Given instruction => State only the count of lines in the listing below that hold "months".

-- start Data to process --

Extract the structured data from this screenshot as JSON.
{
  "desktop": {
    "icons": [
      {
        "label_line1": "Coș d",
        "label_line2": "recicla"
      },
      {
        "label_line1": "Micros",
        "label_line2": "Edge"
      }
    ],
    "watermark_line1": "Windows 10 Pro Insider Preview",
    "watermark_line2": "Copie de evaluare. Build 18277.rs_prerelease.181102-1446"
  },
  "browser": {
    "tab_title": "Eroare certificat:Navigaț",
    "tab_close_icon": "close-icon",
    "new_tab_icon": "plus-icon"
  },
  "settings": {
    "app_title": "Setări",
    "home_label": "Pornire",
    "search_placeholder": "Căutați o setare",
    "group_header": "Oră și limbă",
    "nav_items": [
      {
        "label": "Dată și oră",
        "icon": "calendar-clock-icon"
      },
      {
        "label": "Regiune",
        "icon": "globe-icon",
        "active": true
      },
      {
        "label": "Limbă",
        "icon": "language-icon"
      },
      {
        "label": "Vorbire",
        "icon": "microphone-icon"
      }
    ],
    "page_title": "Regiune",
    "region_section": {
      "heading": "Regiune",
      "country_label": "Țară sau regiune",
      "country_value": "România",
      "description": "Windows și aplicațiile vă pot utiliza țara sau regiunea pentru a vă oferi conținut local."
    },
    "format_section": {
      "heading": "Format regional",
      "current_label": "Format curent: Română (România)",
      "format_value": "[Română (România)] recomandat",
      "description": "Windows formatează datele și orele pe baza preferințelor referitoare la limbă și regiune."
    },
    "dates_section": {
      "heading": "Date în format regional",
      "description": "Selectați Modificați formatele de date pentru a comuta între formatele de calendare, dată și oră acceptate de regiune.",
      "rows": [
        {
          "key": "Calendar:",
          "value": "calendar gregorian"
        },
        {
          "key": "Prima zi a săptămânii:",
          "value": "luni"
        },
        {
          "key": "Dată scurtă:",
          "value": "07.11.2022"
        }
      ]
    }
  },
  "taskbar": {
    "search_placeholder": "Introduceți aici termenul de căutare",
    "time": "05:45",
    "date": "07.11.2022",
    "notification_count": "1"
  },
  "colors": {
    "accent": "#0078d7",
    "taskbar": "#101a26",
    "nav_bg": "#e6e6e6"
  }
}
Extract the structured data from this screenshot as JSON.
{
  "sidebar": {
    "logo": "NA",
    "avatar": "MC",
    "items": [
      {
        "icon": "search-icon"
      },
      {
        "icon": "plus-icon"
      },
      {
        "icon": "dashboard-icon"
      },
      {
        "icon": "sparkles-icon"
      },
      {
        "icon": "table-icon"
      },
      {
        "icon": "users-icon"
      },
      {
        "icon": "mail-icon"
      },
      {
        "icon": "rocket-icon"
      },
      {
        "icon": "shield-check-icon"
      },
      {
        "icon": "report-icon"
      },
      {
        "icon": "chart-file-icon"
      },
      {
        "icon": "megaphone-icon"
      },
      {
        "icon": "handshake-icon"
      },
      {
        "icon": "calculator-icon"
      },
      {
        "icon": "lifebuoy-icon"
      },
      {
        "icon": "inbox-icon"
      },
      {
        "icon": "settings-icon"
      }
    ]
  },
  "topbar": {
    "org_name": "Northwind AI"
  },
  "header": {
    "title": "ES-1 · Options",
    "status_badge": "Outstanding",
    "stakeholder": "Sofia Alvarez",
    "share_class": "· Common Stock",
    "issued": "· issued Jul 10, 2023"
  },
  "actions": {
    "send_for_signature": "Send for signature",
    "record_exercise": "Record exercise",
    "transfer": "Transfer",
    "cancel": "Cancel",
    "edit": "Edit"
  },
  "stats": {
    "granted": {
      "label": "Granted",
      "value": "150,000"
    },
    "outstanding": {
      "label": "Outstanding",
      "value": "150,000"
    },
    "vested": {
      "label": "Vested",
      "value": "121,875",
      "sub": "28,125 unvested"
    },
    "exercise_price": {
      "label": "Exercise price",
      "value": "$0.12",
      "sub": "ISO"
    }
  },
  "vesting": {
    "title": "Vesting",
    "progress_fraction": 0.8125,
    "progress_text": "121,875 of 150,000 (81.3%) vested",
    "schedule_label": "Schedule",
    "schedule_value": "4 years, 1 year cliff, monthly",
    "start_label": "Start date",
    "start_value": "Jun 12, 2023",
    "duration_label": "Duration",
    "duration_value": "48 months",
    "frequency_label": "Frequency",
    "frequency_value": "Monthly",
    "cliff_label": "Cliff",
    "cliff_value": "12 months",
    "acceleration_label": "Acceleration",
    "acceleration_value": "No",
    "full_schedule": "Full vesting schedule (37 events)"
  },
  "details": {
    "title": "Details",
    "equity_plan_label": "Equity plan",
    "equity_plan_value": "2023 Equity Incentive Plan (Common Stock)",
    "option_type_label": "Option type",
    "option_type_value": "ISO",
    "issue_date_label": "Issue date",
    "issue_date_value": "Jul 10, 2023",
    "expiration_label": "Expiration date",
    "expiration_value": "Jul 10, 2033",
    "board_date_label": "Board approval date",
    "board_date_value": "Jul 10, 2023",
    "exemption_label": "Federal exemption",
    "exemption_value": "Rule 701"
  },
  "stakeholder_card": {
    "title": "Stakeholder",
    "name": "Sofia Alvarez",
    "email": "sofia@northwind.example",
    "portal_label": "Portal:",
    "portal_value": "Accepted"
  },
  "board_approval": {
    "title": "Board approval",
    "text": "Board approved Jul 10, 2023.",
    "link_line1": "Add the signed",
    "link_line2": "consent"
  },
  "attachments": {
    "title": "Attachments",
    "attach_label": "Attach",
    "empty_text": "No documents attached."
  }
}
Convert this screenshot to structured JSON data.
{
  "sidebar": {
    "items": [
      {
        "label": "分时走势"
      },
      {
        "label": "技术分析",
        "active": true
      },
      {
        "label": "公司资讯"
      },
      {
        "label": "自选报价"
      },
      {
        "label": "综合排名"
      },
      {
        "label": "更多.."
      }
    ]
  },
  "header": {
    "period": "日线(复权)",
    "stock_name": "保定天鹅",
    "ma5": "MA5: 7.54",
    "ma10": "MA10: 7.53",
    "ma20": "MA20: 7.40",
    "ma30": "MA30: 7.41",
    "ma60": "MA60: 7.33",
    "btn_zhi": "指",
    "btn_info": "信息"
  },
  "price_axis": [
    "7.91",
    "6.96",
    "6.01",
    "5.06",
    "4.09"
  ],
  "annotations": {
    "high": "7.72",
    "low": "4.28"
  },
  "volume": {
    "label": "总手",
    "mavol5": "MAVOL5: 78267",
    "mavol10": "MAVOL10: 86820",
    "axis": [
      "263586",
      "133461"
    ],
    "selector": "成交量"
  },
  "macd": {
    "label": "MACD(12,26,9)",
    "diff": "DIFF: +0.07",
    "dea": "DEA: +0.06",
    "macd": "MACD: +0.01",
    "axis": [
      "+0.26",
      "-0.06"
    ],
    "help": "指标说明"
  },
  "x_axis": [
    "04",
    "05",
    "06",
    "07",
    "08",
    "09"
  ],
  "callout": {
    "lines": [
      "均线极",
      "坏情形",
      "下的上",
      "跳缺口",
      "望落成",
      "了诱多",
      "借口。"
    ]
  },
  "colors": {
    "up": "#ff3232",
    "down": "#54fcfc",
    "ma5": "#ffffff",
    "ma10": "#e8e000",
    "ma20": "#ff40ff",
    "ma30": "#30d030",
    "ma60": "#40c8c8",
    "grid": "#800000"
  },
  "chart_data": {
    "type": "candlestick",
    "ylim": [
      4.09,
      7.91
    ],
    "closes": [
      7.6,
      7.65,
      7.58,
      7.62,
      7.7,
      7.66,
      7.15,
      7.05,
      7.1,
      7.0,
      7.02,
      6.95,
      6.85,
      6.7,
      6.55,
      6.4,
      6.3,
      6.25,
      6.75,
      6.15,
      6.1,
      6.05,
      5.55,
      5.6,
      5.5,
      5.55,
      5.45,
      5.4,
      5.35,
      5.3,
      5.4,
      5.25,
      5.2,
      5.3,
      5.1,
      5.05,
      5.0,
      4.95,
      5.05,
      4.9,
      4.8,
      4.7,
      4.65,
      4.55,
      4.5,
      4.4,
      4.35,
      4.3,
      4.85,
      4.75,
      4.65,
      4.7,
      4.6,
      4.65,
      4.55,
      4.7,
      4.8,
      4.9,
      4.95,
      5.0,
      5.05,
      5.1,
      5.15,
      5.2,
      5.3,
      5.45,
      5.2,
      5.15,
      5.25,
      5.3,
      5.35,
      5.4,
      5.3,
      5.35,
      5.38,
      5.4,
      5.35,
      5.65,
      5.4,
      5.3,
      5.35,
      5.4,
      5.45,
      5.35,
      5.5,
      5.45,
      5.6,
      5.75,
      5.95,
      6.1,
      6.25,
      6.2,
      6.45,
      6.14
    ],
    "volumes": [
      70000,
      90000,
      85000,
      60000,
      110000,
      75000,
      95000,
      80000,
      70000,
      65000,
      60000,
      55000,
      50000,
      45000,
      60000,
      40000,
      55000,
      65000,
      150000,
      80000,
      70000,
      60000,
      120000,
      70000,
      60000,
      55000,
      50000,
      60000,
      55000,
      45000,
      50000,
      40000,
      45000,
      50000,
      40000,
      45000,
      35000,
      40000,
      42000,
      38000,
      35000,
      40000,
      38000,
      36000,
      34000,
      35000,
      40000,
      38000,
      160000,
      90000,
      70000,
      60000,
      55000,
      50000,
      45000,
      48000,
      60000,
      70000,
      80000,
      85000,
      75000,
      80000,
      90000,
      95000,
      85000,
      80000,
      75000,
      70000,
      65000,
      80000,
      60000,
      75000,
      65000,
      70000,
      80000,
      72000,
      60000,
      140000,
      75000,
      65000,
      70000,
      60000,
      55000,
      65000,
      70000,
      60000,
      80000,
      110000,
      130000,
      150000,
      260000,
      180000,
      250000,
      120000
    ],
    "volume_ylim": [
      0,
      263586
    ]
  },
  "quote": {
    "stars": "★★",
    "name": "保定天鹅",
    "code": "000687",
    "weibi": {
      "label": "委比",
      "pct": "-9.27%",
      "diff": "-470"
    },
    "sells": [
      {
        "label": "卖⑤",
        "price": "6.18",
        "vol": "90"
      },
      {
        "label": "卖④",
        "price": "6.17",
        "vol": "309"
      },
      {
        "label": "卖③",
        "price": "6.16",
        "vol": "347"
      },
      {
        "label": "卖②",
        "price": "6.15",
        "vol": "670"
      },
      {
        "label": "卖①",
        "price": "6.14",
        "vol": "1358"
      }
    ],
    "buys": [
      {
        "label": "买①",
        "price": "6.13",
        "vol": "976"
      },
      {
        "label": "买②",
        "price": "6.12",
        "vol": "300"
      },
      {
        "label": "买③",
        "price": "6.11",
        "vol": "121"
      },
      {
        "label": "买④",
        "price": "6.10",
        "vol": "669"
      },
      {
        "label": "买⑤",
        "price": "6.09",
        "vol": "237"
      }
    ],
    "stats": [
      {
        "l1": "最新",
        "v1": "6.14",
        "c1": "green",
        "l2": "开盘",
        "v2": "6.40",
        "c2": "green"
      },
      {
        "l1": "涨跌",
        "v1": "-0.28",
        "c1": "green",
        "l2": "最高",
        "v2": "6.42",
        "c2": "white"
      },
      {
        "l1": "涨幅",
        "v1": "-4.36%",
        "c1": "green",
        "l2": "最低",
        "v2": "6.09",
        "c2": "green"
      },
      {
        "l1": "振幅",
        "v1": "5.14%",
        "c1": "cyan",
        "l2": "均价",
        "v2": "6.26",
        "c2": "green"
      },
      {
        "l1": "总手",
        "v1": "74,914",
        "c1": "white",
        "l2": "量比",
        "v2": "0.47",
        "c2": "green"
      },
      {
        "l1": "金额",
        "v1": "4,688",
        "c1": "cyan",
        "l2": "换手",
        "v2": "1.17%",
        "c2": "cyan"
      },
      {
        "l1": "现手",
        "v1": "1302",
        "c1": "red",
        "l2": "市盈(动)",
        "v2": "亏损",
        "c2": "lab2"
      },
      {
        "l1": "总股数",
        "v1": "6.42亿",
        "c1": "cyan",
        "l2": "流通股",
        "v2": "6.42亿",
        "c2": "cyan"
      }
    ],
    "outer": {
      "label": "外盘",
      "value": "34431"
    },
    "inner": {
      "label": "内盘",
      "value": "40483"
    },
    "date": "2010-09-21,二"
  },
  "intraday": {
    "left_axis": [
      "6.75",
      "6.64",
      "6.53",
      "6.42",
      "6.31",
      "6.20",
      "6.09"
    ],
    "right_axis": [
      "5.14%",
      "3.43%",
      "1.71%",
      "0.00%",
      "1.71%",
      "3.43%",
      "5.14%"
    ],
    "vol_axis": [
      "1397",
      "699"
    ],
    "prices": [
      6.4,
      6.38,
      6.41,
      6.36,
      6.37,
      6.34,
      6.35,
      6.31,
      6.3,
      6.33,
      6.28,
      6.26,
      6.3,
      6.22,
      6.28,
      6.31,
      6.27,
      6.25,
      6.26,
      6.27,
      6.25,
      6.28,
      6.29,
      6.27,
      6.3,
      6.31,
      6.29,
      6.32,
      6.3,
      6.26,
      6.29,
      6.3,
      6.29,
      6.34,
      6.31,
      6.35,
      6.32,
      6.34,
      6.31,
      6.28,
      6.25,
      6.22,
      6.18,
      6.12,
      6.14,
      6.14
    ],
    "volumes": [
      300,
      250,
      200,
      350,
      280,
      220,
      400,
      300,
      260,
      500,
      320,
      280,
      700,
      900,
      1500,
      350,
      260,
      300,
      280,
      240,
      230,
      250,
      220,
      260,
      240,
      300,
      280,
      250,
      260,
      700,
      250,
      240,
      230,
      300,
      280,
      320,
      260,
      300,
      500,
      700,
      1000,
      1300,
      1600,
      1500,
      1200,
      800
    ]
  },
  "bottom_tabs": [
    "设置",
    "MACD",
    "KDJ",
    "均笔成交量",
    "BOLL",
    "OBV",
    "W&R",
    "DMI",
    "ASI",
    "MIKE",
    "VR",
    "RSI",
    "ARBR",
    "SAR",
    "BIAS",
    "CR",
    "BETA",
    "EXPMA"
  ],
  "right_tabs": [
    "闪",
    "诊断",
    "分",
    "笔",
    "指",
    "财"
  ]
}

-- end Data to process --

The output => 2